___ INPUT ___

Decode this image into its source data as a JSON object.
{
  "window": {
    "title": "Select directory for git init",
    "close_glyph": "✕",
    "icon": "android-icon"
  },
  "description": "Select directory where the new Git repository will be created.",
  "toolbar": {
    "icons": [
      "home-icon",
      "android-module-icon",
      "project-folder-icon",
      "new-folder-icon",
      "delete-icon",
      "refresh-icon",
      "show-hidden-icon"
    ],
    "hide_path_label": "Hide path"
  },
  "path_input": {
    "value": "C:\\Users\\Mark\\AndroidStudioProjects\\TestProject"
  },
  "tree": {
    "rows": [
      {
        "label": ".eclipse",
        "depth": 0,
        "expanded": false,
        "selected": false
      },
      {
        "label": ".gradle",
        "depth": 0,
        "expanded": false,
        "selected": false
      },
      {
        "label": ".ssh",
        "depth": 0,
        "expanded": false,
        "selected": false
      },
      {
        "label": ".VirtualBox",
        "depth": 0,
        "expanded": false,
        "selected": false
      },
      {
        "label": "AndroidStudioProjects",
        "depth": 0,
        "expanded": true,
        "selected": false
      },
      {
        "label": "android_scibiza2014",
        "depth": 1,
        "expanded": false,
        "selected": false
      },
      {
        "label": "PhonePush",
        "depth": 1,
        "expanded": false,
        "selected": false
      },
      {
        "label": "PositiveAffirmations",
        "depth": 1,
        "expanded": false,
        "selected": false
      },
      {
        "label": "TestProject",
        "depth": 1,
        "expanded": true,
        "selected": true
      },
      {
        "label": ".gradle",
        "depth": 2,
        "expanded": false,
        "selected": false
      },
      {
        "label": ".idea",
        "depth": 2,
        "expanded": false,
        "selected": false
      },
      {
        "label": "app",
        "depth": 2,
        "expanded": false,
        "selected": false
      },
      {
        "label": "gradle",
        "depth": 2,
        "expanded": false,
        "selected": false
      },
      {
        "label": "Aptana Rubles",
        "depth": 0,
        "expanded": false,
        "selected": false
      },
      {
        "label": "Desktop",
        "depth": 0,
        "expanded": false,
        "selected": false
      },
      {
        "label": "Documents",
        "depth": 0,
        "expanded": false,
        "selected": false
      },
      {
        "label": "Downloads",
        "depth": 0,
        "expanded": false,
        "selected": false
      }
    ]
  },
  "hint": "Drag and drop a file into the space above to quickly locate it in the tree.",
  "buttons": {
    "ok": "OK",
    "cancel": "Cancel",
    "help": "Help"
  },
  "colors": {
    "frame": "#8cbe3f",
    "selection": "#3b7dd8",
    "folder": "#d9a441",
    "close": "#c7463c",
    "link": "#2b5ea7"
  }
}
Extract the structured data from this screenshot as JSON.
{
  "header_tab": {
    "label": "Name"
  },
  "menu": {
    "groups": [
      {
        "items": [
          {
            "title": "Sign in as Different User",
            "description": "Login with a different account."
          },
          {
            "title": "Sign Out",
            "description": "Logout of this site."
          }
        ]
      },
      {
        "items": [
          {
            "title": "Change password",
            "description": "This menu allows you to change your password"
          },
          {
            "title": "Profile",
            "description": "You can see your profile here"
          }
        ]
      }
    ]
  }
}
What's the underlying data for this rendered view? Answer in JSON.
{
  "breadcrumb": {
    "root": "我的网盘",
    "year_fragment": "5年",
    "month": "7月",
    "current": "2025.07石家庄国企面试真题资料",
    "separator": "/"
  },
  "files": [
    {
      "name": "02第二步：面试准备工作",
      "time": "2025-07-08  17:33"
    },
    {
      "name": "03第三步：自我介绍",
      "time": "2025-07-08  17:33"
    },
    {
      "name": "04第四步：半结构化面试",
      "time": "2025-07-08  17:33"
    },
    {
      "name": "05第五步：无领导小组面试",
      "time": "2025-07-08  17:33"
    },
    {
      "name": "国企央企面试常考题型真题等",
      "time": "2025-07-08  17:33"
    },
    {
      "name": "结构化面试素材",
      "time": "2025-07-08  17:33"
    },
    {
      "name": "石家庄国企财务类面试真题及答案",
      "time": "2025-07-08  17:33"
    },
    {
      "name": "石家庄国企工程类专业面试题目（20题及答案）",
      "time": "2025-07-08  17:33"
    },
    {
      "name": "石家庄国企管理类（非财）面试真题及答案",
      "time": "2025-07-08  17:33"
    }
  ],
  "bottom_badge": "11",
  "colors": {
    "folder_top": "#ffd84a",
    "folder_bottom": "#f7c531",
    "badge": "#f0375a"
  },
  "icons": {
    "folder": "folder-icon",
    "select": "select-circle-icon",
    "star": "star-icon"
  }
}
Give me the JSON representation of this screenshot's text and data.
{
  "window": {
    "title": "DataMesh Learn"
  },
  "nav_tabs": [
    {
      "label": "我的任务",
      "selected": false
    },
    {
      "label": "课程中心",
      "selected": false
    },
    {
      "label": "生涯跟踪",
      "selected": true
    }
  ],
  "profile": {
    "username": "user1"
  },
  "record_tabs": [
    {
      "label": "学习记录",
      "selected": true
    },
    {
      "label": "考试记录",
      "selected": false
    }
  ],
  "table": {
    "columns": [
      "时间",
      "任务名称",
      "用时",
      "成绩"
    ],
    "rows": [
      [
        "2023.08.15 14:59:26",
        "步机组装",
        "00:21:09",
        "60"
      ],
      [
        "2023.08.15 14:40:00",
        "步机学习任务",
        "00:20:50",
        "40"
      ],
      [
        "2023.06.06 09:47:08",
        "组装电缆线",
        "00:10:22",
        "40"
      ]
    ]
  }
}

___

## INSTRUCTION:
Copy each line above that contains the word "Sign".

## FINISHED EXERCISE:
            "title": "Sign in as Different User",
            "title": "Sign Out",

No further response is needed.